| Written request |
Read the lines below. Copy out any that hold the string "Bachelor".

:::

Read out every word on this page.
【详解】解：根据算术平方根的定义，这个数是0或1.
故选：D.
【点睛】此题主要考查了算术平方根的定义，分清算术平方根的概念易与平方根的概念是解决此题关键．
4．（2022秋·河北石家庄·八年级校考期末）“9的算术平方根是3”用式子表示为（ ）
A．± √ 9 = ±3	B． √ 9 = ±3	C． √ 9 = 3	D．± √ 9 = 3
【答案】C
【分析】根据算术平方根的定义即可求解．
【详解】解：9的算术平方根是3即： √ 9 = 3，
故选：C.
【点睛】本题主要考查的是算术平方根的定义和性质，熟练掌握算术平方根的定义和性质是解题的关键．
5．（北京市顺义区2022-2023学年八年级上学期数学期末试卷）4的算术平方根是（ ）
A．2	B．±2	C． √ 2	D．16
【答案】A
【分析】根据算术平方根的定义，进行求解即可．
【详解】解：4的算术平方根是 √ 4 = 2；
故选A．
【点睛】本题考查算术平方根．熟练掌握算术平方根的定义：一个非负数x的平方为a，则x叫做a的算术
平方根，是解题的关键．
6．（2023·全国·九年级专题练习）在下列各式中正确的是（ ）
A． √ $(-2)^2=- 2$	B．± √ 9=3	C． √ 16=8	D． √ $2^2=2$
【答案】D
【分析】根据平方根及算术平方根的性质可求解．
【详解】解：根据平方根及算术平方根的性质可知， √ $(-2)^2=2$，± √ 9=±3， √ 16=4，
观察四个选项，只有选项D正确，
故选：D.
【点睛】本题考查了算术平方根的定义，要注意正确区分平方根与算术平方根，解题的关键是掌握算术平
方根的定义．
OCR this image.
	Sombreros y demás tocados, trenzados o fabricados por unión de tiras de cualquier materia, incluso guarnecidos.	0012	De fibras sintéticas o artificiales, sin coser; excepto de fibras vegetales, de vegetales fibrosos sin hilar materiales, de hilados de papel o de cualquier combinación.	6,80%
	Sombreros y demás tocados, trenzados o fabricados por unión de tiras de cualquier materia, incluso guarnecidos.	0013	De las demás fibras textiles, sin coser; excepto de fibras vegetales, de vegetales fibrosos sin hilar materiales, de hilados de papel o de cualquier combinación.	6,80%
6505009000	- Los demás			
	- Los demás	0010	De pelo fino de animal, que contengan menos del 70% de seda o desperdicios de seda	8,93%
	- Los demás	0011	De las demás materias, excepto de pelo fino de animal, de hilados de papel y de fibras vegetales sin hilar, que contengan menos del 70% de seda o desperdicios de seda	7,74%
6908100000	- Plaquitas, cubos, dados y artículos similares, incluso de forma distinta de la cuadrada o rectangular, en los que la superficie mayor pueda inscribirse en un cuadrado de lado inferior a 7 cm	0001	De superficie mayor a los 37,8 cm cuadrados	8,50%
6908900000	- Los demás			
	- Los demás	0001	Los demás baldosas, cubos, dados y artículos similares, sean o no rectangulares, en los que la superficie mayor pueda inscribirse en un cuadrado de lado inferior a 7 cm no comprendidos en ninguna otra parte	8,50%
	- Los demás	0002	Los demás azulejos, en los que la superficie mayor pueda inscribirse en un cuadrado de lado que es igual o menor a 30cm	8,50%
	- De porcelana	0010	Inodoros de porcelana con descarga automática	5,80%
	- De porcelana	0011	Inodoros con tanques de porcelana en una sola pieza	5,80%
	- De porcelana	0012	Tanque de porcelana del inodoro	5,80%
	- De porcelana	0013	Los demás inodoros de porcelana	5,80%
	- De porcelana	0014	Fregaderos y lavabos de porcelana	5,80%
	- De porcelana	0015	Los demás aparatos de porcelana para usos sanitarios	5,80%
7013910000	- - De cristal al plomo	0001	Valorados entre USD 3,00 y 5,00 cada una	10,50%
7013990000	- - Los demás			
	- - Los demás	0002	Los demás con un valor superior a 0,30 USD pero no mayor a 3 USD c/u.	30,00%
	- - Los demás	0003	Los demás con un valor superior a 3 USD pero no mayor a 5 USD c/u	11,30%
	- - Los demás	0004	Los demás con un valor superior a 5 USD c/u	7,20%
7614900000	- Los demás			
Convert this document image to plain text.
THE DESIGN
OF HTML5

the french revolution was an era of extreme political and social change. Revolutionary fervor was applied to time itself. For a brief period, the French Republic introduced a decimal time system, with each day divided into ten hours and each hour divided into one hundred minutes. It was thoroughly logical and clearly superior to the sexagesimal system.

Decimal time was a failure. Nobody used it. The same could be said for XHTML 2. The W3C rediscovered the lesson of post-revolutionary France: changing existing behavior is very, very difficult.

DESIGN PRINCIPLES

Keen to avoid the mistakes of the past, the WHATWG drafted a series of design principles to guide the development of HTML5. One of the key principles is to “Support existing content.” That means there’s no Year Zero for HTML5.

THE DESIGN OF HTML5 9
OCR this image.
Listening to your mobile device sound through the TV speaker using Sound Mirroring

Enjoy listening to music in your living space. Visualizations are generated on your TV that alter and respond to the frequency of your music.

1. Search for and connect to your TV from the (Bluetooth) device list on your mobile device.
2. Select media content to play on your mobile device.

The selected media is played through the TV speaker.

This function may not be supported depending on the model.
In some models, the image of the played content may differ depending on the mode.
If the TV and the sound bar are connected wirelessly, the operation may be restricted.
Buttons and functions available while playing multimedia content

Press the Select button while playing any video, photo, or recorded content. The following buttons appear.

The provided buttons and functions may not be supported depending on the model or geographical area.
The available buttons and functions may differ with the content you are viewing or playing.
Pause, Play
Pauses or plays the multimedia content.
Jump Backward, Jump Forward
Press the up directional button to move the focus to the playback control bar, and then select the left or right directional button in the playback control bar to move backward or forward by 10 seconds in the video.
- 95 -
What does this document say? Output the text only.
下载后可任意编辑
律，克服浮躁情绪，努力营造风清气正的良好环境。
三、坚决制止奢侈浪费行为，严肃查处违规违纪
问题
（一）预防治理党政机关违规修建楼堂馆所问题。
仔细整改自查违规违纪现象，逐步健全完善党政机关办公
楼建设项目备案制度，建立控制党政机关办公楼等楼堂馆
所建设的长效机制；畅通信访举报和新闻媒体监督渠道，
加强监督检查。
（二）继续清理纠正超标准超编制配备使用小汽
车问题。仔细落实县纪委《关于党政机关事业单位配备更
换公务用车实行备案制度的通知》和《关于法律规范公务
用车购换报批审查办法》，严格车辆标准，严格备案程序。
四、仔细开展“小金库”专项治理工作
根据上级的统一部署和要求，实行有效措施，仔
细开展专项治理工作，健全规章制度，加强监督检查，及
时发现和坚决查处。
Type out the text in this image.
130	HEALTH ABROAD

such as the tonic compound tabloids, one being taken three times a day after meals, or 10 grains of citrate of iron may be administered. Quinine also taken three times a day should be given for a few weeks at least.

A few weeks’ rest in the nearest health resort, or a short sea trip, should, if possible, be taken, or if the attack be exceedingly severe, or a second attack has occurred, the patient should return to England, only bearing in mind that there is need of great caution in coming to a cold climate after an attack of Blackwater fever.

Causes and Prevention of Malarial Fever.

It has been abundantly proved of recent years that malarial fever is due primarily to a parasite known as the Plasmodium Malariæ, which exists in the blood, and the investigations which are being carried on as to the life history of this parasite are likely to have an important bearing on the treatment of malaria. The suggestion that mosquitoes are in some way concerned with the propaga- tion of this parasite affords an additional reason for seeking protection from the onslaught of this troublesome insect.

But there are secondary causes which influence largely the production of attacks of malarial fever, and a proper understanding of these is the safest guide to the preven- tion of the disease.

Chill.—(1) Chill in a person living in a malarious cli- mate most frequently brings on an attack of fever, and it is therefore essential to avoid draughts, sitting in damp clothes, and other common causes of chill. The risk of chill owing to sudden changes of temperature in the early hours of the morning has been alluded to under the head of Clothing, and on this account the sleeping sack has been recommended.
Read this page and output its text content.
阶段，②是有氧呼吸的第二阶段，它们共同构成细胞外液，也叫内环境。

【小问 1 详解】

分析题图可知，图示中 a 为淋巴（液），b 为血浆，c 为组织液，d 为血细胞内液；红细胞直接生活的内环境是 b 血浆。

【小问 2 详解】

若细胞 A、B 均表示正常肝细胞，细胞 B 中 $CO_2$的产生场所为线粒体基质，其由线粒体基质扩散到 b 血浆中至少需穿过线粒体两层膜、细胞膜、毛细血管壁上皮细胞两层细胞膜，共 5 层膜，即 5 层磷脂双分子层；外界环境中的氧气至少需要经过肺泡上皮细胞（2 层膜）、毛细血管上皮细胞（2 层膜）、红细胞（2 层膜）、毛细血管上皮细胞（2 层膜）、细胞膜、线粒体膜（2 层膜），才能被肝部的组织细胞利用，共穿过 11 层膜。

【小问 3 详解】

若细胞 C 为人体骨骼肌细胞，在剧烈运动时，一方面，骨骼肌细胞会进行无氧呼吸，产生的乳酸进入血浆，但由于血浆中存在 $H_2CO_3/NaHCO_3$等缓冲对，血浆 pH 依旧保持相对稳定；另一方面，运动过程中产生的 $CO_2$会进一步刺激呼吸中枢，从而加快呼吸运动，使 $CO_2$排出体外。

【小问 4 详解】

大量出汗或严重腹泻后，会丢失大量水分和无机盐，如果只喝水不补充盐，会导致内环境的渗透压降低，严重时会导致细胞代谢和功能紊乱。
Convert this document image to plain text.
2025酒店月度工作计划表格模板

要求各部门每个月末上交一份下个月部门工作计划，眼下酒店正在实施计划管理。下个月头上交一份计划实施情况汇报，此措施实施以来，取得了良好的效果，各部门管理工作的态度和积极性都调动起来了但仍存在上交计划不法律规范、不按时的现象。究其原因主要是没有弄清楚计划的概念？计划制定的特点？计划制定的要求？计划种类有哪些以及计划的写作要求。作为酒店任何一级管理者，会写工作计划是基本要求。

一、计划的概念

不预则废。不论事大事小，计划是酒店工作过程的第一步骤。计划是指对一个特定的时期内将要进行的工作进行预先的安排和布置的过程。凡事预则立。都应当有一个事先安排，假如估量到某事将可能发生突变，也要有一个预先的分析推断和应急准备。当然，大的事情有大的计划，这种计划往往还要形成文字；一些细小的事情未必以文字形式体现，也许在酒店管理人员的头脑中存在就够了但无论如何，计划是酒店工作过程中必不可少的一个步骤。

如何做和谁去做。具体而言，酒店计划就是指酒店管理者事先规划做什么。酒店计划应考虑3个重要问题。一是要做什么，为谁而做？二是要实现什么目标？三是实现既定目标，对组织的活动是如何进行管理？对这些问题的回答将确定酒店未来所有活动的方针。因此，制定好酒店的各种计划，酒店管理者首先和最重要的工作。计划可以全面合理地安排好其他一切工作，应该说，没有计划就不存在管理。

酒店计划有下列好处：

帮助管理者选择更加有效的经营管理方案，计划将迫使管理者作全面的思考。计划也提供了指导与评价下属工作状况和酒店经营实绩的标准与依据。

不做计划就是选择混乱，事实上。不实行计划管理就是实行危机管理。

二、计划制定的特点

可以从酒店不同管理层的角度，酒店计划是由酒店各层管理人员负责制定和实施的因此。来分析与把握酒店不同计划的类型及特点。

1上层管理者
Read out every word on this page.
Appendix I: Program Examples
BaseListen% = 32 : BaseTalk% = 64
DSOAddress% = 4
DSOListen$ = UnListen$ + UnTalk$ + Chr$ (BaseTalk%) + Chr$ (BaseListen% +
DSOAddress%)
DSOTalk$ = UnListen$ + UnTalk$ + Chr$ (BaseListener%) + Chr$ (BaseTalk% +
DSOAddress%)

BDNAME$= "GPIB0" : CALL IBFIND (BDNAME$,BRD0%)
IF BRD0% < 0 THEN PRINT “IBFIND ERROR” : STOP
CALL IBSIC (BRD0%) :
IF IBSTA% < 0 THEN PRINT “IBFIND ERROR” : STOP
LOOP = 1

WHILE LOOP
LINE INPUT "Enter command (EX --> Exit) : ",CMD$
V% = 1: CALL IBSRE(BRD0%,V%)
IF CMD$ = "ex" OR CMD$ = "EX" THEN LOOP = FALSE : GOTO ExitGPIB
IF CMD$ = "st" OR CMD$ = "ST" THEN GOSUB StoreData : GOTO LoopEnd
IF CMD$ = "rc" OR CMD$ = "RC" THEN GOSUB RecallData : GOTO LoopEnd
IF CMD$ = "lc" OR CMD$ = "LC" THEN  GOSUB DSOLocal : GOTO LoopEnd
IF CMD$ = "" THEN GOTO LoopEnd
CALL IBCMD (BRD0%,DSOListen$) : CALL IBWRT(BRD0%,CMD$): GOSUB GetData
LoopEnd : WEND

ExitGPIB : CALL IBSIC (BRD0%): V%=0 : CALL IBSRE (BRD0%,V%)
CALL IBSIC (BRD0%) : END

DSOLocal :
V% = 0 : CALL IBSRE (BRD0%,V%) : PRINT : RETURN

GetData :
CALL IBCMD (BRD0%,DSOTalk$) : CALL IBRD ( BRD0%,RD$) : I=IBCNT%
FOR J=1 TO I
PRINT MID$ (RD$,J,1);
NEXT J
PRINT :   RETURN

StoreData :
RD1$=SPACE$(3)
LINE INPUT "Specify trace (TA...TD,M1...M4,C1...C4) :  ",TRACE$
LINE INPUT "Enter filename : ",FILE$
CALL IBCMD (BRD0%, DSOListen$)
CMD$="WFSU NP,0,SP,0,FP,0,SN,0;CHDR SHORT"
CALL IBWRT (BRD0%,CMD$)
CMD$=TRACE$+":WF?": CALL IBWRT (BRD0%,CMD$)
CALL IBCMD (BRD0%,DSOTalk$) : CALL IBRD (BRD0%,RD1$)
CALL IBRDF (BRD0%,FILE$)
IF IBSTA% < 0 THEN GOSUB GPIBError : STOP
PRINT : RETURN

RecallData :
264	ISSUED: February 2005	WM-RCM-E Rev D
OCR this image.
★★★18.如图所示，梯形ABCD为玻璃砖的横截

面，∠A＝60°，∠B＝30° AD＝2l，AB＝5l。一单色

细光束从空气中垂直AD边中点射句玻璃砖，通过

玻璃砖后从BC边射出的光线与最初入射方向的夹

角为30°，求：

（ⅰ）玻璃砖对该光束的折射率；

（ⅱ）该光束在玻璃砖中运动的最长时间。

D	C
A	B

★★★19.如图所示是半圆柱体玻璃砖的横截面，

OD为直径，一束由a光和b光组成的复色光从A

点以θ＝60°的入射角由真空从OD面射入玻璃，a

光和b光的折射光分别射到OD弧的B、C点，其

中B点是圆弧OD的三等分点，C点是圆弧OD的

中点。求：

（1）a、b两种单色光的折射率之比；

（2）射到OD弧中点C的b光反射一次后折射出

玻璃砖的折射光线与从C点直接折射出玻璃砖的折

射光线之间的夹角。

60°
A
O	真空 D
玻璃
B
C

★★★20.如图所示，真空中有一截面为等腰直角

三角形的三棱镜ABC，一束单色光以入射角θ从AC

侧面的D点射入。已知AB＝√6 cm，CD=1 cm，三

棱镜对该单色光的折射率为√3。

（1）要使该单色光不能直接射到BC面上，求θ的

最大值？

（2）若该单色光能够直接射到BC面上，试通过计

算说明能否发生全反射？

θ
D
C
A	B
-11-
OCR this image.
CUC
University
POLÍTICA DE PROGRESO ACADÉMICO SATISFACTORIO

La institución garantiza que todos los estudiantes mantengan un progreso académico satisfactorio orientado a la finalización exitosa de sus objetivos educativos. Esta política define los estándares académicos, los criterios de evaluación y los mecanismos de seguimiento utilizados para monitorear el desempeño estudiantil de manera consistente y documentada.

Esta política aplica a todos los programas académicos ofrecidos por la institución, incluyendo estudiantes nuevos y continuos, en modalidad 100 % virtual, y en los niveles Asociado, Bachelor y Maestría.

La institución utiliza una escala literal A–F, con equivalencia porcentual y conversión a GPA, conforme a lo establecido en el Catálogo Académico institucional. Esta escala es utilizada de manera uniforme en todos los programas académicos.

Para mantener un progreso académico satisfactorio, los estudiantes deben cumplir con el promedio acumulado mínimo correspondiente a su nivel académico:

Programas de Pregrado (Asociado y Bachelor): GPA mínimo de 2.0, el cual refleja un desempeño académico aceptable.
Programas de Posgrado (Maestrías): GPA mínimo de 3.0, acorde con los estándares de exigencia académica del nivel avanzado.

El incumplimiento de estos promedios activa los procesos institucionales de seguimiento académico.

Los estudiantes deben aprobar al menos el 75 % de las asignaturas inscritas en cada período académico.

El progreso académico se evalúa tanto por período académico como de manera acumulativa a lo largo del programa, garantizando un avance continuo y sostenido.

:::

| Result for this exercise |
Esta política aplica a todos los programas académicos ofrecidos por la institución, incluyendo estudiantes nuevos y continuos, en modalidad 100 % virtual, y en los niveles Asociado, Bachelor y Maestría.
Programas de Pregrado (Asociado y Bachelor): GPA mínimo de 2.0, el cual refleja un desempeño académico aceptable.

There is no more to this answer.